→ The data:
===============

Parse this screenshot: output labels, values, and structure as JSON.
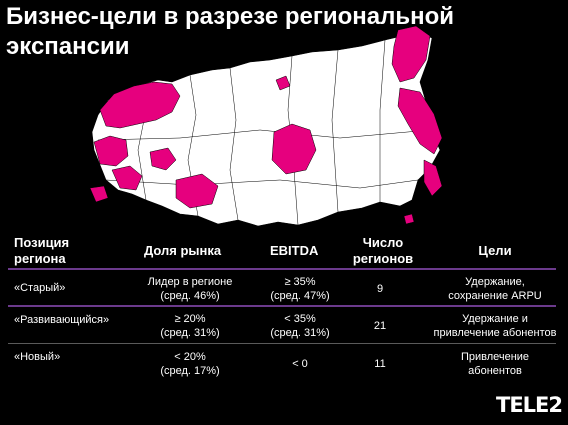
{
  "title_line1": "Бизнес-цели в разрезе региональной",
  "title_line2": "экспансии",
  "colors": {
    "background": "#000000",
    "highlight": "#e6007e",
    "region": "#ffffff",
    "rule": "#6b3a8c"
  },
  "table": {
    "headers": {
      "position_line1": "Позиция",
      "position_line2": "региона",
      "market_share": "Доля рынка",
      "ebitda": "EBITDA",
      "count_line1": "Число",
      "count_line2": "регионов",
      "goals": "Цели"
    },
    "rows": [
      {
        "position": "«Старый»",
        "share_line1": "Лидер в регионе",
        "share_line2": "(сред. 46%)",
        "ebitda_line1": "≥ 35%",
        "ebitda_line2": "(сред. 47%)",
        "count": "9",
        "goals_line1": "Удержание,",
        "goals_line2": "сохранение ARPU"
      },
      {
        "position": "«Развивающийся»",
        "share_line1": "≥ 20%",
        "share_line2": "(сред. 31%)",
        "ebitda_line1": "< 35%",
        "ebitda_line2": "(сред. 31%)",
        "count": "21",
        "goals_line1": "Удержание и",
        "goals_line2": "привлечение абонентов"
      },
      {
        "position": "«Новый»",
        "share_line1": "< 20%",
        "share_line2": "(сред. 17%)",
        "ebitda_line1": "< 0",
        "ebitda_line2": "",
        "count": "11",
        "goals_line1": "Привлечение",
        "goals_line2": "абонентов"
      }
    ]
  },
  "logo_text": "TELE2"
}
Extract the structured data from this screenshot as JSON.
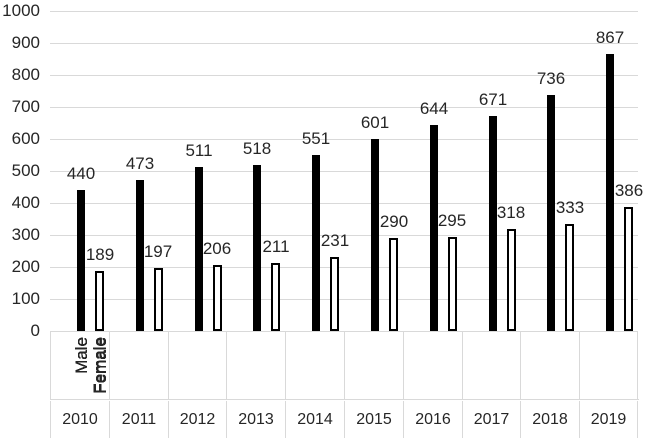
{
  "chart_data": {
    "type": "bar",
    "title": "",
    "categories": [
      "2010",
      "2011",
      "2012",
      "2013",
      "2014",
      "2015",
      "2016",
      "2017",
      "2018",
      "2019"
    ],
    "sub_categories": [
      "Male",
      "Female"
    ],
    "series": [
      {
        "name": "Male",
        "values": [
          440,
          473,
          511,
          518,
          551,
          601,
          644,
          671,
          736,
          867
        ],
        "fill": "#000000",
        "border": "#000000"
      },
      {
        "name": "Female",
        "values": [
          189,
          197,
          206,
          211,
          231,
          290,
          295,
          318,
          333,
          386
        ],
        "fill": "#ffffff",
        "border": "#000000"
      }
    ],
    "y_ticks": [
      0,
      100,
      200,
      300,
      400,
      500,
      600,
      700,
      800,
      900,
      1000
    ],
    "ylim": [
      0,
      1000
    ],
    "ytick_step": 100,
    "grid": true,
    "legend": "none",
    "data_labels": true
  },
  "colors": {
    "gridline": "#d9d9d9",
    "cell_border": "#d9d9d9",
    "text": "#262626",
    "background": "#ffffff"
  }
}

===============

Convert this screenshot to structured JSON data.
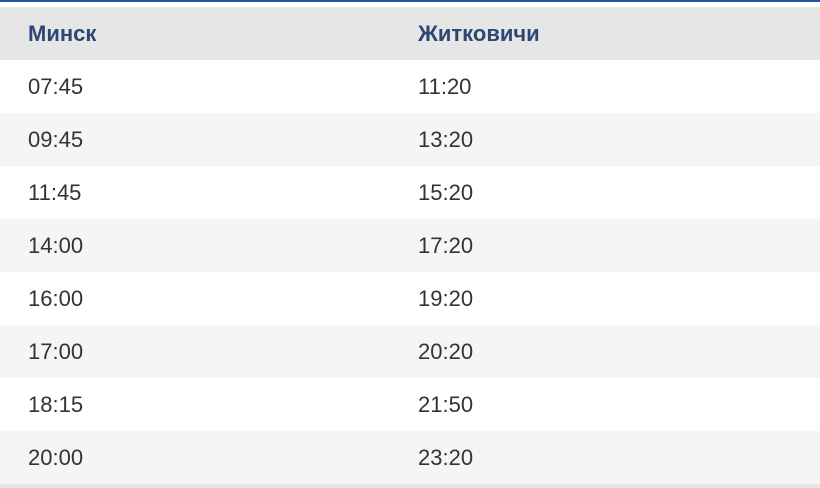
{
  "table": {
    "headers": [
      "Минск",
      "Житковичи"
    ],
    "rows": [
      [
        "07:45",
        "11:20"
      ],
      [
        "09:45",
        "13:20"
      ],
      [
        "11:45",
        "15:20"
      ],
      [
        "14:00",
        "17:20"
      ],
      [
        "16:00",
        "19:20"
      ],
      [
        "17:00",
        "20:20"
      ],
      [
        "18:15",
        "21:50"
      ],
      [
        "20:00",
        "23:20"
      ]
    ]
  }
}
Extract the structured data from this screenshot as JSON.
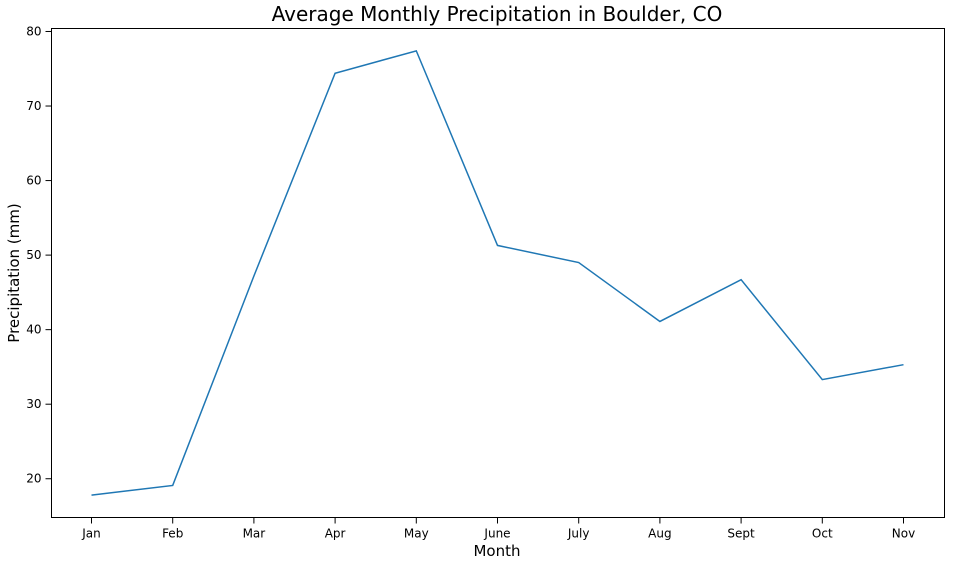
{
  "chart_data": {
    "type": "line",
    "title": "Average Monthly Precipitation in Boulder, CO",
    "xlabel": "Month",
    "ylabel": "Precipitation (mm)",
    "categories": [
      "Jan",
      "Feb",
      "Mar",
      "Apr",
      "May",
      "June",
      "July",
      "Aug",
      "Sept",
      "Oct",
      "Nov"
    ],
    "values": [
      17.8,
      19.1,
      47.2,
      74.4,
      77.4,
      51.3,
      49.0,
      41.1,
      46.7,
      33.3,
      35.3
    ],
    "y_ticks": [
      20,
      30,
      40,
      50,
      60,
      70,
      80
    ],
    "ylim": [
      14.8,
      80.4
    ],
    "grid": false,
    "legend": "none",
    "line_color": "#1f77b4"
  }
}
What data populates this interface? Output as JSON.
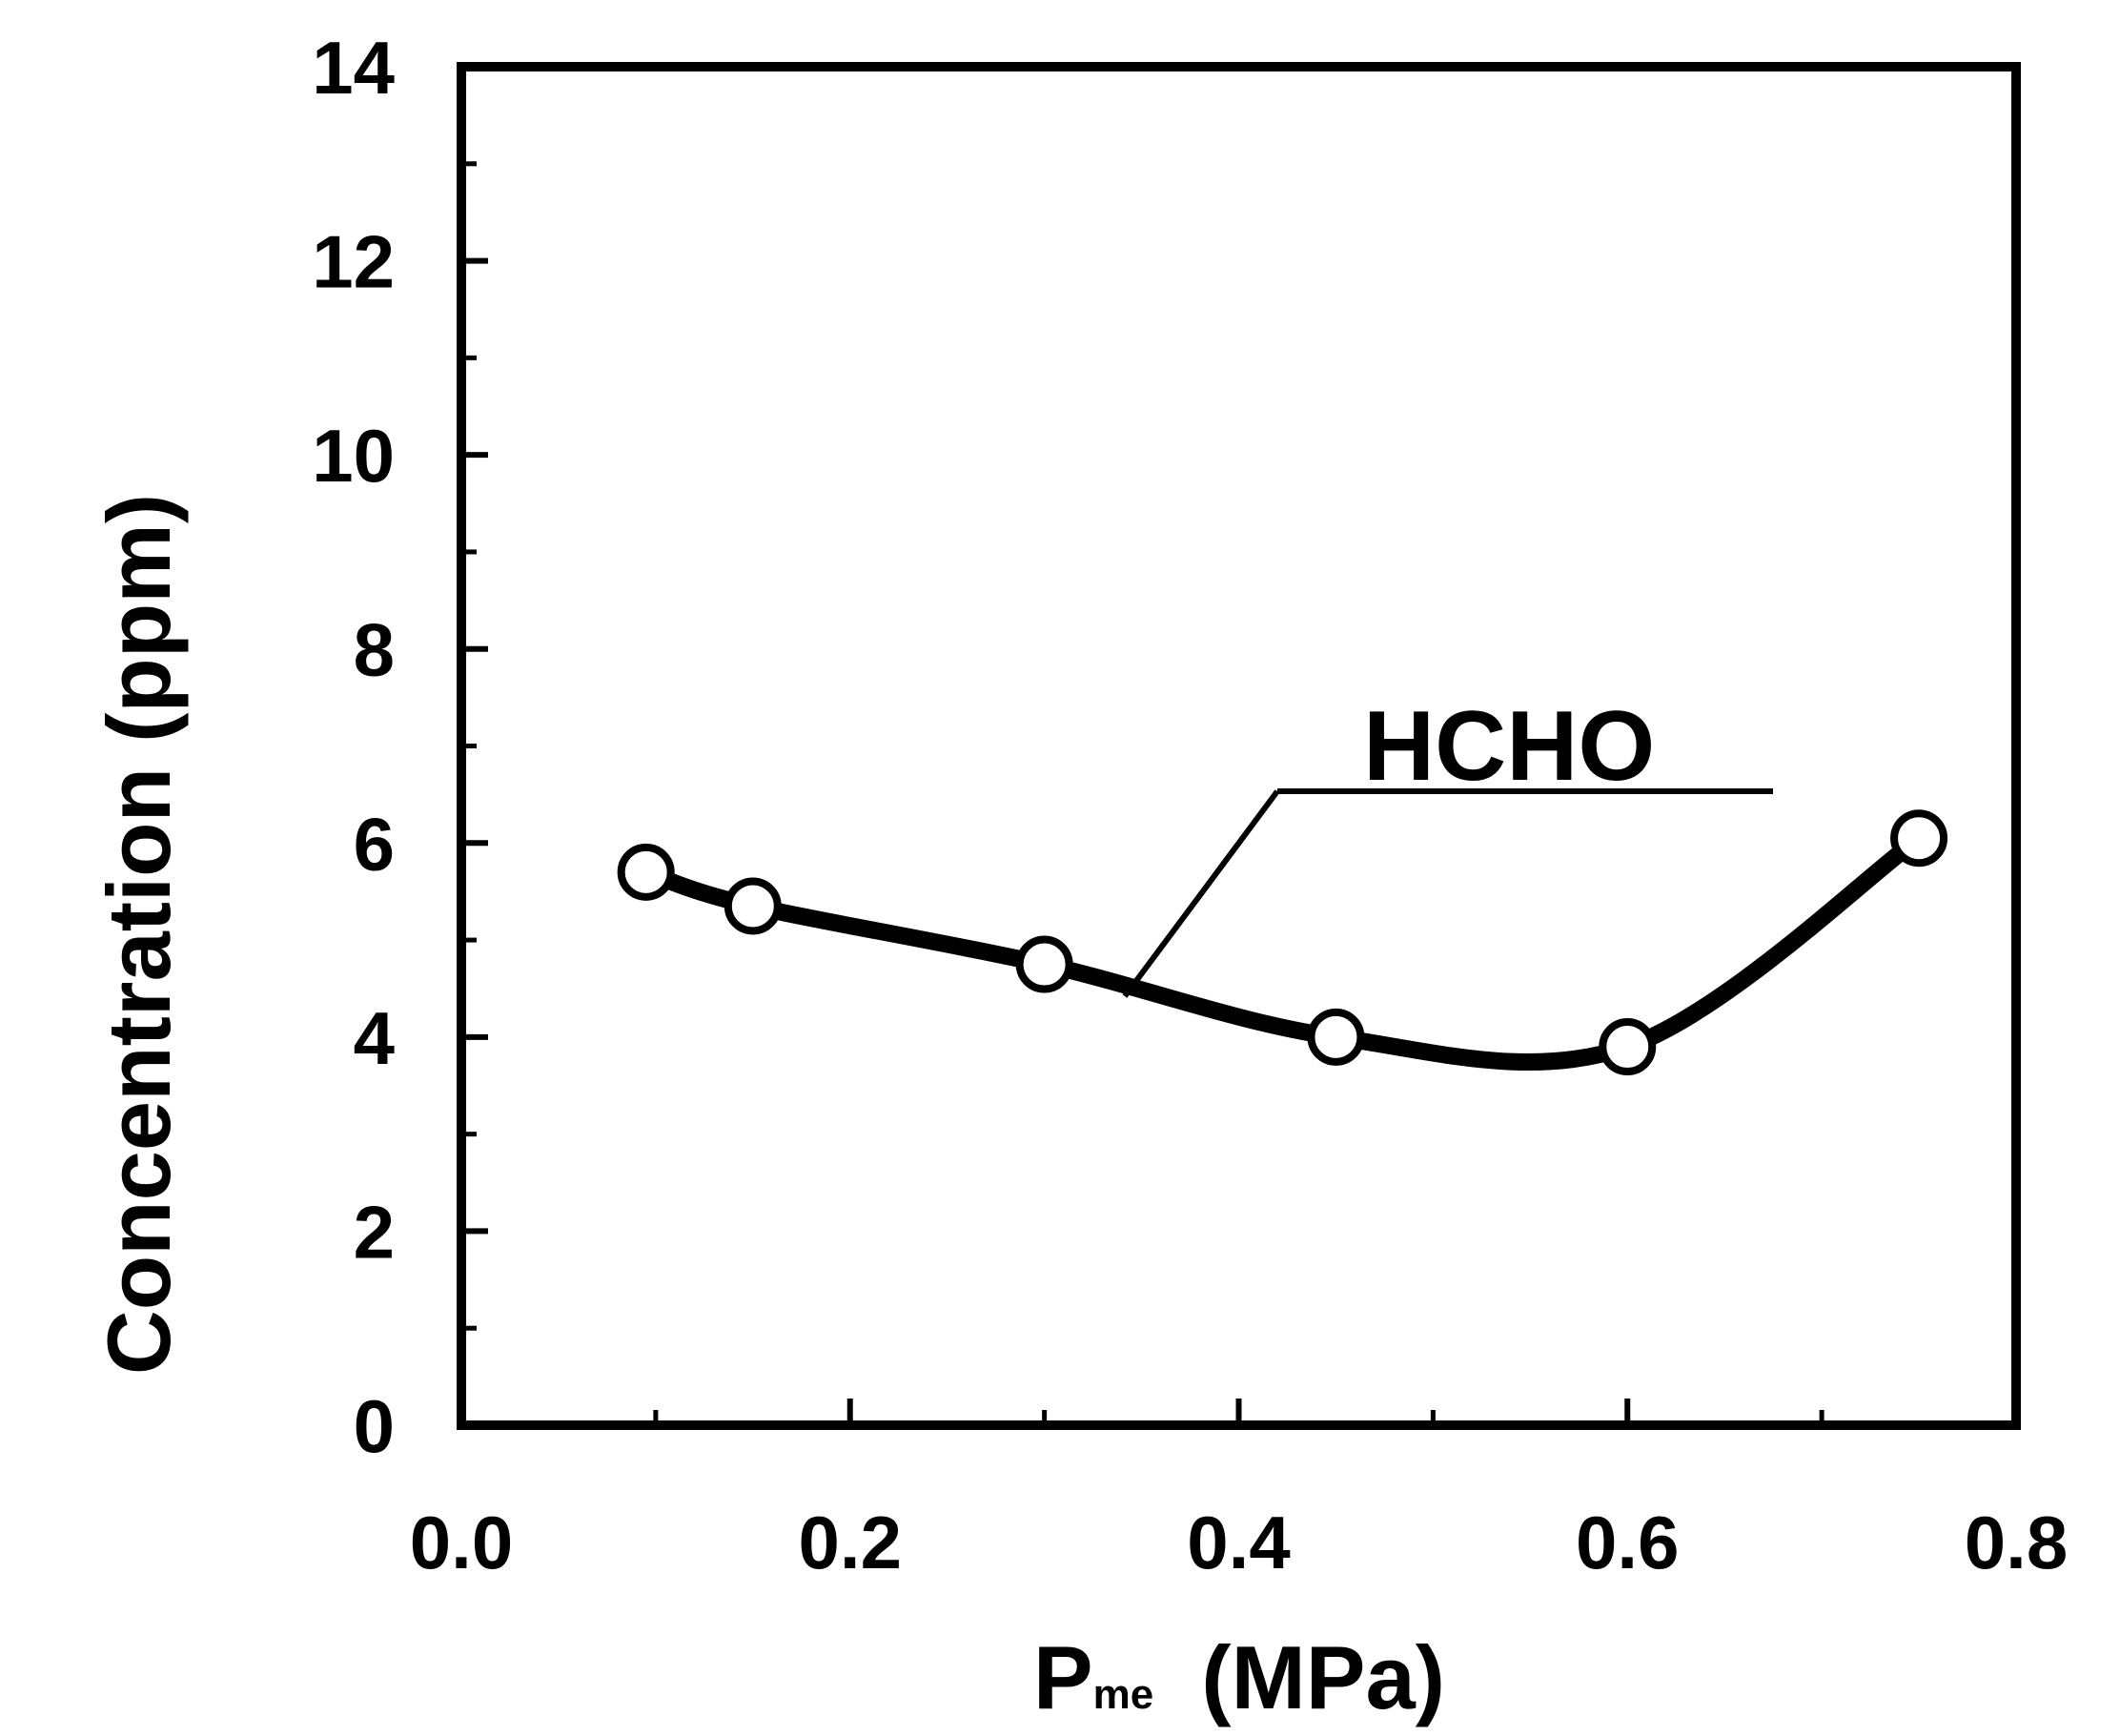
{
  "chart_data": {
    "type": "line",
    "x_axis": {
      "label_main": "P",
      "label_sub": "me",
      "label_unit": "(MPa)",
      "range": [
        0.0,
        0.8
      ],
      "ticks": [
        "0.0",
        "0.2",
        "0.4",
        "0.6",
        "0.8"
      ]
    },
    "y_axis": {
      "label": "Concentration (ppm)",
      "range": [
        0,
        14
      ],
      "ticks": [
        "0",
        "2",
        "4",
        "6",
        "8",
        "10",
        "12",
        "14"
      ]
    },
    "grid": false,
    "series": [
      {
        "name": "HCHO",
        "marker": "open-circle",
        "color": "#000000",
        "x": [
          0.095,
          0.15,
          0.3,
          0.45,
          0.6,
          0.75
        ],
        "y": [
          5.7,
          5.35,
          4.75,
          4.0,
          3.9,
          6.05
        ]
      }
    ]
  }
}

===============

→ Given request:
Reply with one number only, the count of lines above that hold the string "ffffff".

→ Answer to this exercise:
3